» **EXERCISE DIRECTIONS**
Wherever a line in the data below holds "generalization", copy that line.

▼

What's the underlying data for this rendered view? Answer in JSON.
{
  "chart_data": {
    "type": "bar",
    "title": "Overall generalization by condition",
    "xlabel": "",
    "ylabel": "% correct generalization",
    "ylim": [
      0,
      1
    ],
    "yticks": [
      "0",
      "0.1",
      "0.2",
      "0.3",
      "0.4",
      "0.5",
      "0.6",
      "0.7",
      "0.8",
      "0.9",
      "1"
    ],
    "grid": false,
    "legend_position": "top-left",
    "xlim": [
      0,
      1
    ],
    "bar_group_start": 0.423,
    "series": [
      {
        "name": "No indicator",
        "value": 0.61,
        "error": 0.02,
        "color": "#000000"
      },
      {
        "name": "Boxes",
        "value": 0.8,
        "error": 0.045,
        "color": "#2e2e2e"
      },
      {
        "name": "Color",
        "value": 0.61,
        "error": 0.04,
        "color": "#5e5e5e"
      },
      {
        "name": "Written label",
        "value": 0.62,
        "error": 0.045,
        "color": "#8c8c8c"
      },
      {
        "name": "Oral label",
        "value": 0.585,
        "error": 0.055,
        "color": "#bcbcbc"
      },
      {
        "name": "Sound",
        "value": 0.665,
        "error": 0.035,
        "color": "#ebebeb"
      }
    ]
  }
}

▲

» **EXERCISE RESULT**
    "title": "Overall generalization by condition",
    "ylabel": "% correct generalization",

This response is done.